## WRITTEN INSTRUCTION:
The biography of Morris Robinson, 3rd Baron Rokeby, names a parish. In which parish was he baptised?

## QUOTED PASSAGE:
Member of Parliament for Boroughbridge
- In office 1790–1796 Serving with Sir Richard Sutton, Bt
- Preceded by: Sir Richard Sutton, Bt The Viscount Palmerston
- Succeeded by: Francis Burdett Sir John Scott

Personal details
- Born: Morris Robinson 14 July 1757 London, England
- Died: 10 May 1829 (aged 71) Thornby, Leyburn, York
- Relations: Matthew Robinson, 2nd Baron Rokeby (uncle) Matthew Montagu, 4th Baron Rokeby (brother)
- Parent(s): Morris Robinson Jane Greenland
- Alma mater: Trinity Hall, Cambridge

= Morris Robinson, 3rd Baron Rokeby =

British politician (1757–1829)

Morris Robinson, 3rd Baron Rokeby (14 July 1757 – 10 May 1829), was a British politician.

==Early life==
Robinson was born on 14 July 1757 and was baptised in the parish of St Andrew Holborn. He was the eldest son of Jane ( Greenland) Robinson and Morris Robinson, an attorney of the Six Clerks Office in Chancery of London. His paternal aunt was the reformer Elizabeth Robinson Montagu (who married Edward Montagu, grandson of the Edward Montagu, 1st Earl of Sandwich). His maternal grandfather was John Greenland, of Lovelace, Kent.

He was educated at Trinity Hall, Cambridge from 1775 to 1777 and also entered Lincoln's Inn to study law in 1775.

==Career==
He was brought into Parliament by the 2nd Duke of Newcastle for Boroughbridge, and was expected to support Pitt's administration. Lord Rokeby, who ended up opposing Pitt over his perceived neglecting of the Navy and "opposed Pitt’s measures against treason and sedition in limine", held the seat until 1796.

## INFORMATION SHOWN:
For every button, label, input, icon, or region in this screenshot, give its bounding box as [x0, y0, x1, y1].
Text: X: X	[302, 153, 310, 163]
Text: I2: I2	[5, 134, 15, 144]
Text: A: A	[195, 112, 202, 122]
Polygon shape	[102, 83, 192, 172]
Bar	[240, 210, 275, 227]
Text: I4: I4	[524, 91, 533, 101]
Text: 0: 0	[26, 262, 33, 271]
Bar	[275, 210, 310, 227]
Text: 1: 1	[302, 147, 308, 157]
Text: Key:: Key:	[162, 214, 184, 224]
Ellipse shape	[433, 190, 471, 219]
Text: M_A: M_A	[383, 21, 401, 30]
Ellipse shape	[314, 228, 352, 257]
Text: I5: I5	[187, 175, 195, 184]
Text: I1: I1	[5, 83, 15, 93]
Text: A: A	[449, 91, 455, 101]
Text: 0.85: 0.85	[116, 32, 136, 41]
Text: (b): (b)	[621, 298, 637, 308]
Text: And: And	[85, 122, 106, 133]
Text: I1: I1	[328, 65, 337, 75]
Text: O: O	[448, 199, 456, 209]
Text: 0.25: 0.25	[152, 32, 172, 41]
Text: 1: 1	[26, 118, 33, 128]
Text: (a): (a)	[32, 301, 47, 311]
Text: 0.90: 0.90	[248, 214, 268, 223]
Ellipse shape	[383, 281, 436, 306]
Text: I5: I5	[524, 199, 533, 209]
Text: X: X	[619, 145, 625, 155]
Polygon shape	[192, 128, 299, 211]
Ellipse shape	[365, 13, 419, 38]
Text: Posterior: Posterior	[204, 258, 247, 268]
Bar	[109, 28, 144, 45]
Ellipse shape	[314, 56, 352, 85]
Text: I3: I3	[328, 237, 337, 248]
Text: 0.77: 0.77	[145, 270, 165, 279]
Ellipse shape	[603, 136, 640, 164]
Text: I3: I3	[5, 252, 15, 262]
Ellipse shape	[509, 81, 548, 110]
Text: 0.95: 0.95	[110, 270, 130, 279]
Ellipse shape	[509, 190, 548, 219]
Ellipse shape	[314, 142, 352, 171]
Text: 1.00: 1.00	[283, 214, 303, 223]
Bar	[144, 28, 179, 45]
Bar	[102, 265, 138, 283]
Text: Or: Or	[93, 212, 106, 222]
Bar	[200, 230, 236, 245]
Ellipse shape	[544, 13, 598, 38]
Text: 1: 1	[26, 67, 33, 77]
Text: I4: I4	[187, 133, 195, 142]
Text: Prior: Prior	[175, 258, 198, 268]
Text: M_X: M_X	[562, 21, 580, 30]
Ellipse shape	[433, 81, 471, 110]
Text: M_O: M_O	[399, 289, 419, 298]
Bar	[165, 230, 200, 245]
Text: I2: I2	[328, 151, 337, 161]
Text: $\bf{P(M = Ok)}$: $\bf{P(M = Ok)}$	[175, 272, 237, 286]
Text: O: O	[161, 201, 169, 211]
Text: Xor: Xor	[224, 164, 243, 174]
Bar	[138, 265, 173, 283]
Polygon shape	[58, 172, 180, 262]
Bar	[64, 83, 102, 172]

## CORRECT OUTPUT:
St Andrew Holborn